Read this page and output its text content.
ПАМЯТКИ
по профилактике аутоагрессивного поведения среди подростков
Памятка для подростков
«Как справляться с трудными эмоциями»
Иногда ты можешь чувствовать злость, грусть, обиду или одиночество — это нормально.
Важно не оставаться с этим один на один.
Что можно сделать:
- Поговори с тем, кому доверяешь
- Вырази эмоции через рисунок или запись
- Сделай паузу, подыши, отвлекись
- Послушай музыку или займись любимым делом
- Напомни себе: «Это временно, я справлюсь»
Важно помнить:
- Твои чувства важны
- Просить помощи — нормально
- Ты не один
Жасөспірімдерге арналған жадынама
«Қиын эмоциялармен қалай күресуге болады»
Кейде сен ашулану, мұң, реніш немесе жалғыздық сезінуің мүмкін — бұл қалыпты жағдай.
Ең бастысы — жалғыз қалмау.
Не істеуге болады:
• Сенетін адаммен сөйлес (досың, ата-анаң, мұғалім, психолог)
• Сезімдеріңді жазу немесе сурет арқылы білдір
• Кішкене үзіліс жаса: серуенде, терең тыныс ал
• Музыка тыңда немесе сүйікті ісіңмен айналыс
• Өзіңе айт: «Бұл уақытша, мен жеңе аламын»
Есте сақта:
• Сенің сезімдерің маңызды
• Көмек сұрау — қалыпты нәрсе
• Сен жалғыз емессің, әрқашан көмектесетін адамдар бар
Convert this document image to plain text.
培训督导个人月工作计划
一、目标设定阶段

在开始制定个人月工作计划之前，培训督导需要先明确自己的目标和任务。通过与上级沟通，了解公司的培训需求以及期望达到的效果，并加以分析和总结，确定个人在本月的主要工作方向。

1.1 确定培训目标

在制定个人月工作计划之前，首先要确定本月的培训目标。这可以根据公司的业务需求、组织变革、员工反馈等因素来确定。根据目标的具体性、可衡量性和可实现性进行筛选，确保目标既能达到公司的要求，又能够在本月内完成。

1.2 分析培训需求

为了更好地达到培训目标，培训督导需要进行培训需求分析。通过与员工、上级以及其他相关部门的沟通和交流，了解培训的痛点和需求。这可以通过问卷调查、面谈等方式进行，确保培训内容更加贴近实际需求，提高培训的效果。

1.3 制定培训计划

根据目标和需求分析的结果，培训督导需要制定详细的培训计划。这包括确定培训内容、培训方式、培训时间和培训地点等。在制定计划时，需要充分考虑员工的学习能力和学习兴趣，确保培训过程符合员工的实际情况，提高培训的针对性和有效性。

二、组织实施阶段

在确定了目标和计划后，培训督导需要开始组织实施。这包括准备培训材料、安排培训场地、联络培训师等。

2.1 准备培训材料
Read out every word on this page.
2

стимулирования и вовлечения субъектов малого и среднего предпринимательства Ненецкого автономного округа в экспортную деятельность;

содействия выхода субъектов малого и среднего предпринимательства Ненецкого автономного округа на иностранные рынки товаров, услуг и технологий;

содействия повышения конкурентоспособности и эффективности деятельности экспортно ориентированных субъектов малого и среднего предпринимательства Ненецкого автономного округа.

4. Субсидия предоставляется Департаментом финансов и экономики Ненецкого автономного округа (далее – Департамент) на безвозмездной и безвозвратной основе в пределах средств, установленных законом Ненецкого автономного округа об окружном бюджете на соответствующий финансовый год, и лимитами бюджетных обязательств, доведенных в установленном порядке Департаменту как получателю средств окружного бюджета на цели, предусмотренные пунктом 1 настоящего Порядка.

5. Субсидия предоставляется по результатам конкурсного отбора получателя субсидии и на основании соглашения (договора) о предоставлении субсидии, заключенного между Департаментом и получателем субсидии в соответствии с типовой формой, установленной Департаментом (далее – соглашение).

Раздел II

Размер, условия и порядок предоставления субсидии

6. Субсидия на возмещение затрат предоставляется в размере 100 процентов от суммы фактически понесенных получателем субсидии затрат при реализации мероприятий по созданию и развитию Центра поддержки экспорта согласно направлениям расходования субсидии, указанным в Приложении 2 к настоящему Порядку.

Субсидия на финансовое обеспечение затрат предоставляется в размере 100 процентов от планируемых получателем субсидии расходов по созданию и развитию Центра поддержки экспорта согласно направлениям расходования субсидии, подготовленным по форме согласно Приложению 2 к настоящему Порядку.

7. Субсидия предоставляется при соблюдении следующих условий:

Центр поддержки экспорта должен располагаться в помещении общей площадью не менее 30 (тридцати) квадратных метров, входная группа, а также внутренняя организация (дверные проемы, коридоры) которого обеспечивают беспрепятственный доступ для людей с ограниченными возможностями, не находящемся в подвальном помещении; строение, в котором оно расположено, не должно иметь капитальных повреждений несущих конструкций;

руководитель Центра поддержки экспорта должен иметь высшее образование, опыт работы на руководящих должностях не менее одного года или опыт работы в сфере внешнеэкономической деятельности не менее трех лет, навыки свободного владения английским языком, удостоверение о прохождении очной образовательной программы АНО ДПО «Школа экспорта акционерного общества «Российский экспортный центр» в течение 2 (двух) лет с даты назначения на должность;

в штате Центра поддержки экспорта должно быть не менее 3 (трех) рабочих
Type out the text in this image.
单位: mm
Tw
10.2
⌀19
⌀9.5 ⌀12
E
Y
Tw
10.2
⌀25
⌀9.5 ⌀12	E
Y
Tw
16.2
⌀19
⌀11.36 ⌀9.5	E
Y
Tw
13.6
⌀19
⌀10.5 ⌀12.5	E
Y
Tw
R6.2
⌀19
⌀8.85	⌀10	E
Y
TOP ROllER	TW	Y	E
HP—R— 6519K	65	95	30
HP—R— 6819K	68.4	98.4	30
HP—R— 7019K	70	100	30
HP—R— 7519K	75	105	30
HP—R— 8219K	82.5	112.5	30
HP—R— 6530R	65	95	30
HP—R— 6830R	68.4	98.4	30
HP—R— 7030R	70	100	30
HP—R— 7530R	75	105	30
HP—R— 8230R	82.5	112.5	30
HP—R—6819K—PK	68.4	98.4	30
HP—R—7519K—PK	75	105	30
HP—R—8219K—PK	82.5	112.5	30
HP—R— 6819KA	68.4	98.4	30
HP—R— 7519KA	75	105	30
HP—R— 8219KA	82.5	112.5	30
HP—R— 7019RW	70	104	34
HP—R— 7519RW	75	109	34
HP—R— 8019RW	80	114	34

*****

Reproduce only the lines between the line containing "Type out the text in this image." and the last line of the records, those two lines included, exactly.

## Task answer:
Type out the text in this image.
单位: mm
Tw
10.2
⌀19
⌀9.5 ⌀12
E
Y
Tw
10.2
⌀25
⌀9.5 ⌀12	E
Y
Tw
16.2
⌀19
⌀11.36 ⌀9.5	E
Y
Tw
13.6
⌀19
⌀10.5 ⌀12.5	E
Y
Tw
R6.2
⌀19
⌀8.85	⌀10	E
Y
TOP ROllER	TW	Y	E
HP—R— 6519K	65	95	30
HP—R— 6819K	68.4	98.4	30
HP—R— 7019K	70	100	30
HP—R— 7519K	75	105	30
HP—R— 8219K	82.5	112.5	30
HP—R— 6530R	65	95	30
HP—R— 6830R	68.4	98.4	30
HP—R— 7030R	70	100	30
HP—R— 7530R	75	105	30
HP—R— 8230R	82.5	112.5	30
HP—R—6819K—PK	68.4	98.4	30
HP—R—7519K—PK	75	105	30
HP—R—8219K—PK	82.5	112.5	30
HP—R— 6819KA	68.4	98.4	30
HP—R— 7519KA	75	105	30
HP—R— 8219KA	82.5	112.5	30
HP—R— 7019RW	70	104	34
HP—R— 7519RW	75	109	34
HP—R— 8019RW	80	114	34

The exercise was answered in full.